What you will do —
How many lines in the items below contain the string "keyword"? Reply with the number alone.

------ Dataset entries ------

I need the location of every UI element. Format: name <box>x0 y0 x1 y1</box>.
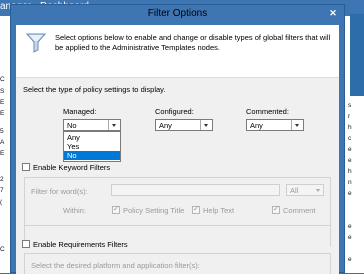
keyword-match-value: All <box>290 186 299 195</box>
background-left-text: C <box>0 246 5 253</box>
background-right-text: h <box>348 124 352 131</box>
managed-option-any[interactable]: Any <box>64 133 120 142</box>
background-right-text: c <box>348 135 352 142</box>
commented-select-dropdown-button[interactable] <box>291 120 303 130</box>
close-icon: ✕ <box>329 8 337 18</box>
requirements-group-border <box>24 253 25 274</box>
configured-select[interactable]: Any <box>155 119 213 131</box>
background-left-text: A <box>0 139 5 146</box>
commented-label: Commented: <box>246 107 289 116</box>
background-left-text: 2 <box>0 176 4 183</box>
background-right-text: e <box>348 190 352 197</box>
filter-for-words-label: Filter for word(s): <box>31 187 88 196</box>
keyword-match-select[interactable]: All <box>286 184 324 196</box>
managed-select-dropdown-button[interactable] <box>108 120 120 130</box>
keyword-group-divider <box>24 177 330 178</box>
background-left-text: S <box>0 88 5 95</box>
platform-filter-prompt: Select the desired platform and applicat… <box>31 261 200 270</box>
commented-select[interactable]: Any <box>246 119 304 131</box>
requirements-group-border <box>330 253 331 274</box>
requirements-group-divider <box>24 253 330 254</box>
background-left-text: 5 <box>0 128 4 135</box>
chevron-down-icon <box>295 124 299 127</box>
configured-select-value: Any <box>159 121 172 130</box>
enable-keyword-filters-label: Enable Keyword Filters <box>33 163 111 172</box>
policy-type-prompt: Select the type of policy settings to di… <box>23 85 166 94</box>
within-policy-setting-title-checkbox[interactable]: ✓ <box>112 204 120 214</box>
managed-label: Managed: <box>63 107 97 116</box>
filter-funnel-icon <box>26 33 46 53</box>
background-right-text: r <box>348 113 351 120</box>
background-right-text: e <box>348 157 352 164</box>
within-label: Within: <box>63 206 86 215</box>
enable-keyword-filters-checkbox[interactable] <box>22 163 30 171</box>
within-comment-label: Comment <box>283 206 316 215</box>
chevron-down-icon <box>204 124 208 127</box>
managed-select[interactable]: No <box>63 119 121 131</box>
managed-select-value: No <box>67 121 77 130</box>
close-button[interactable]: ✕ <box>327 8 339 19</box>
chevron-down-icon <box>112 124 116 127</box>
dialog-header: Select options below to enable and chang… <box>16 25 339 78</box>
keyword-group-border <box>24 177 25 247</box>
within-policy-setting-title-label: Policy Setting Title <box>123 206 185 215</box>
within-comment-checkbox[interactable]: ✓ <box>272 204 280 214</box>
background-left-text: E <box>0 99 5 106</box>
keyword-group-bottom <box>24 225 330 226</box>
dialog-title: Filter Options <box>147 8 208 19</box>
chevron-down-icon <box>316 189 320 192</box>
background-right-text: s <box>348 102 352 109</box>
checkmark-icon: ✓ <box>113 204 120 213</box>
filter-for-words-input[interactable] <box>111 184 280 196</box>
background-right-text: n <box>348 179 352 186</box>
dialog-client-area: Select options below to enable and chang… <box>16 25 339 274</box>
checkmark-icon: ✓ <box>193 204 200 213</box>
background-left-text: E <box>0 150 5 157</box>
managed-option-no[interactable]: No <box>64 151 120 160</box>
background-right-text: e <box>348 256 352 263</box>
background-right-text: h <box>348 168 352 175</box>
background-right-text: e <box>348 234 352 241</box>
enable-requirements-filters-label: Enable Requirements Filters <box>33 240 128 249</box>
configured-label: Configured: <box>155 107 194 116</box>
background-left-text: E <box>0 110 5 117</box>
enable-requirements-filters-checkbox[interactable] <box>22 240 30 248</box>
background-left-text: C <box>0 76 5 83</box>
managed-option-yes[interactable]: Yes <box>64 142 120 151</box>
filter-options-dialog: Filter Options ✕ Select options below to… <box>10 4 345 274</box>
background-right-accent <box>350 14 364 96</box>
dialog-description: Select options below to enable and chang… <box>55 33 331 52</box>
background-right-text: e <box>348 223 352 230</box>
keyword-group-border <box>330 177 331 247</box>
background-right-text: e <box>348 146 352 153</box>
within-help-text-checkbox[interactable]: ✓ <box>192 204 200 214</box>
managed-dropdown-list: Any Yes No <box>63 131 121 162</box>
background-left-text: 7 <box>0 187 4 194</box>
checkmark-icon: ✓ <box>273 204 280 213</box>
configured-select-dropdown-button[interactable] <box>200 120 212 130</box>
within-help-text-label: Help Text <box>203 206 235 215</box>
commented-select-value: Any <box>250 121 263 130</box>
background-left-text: ( <box>0 199 3 206</box>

------

Task response —
8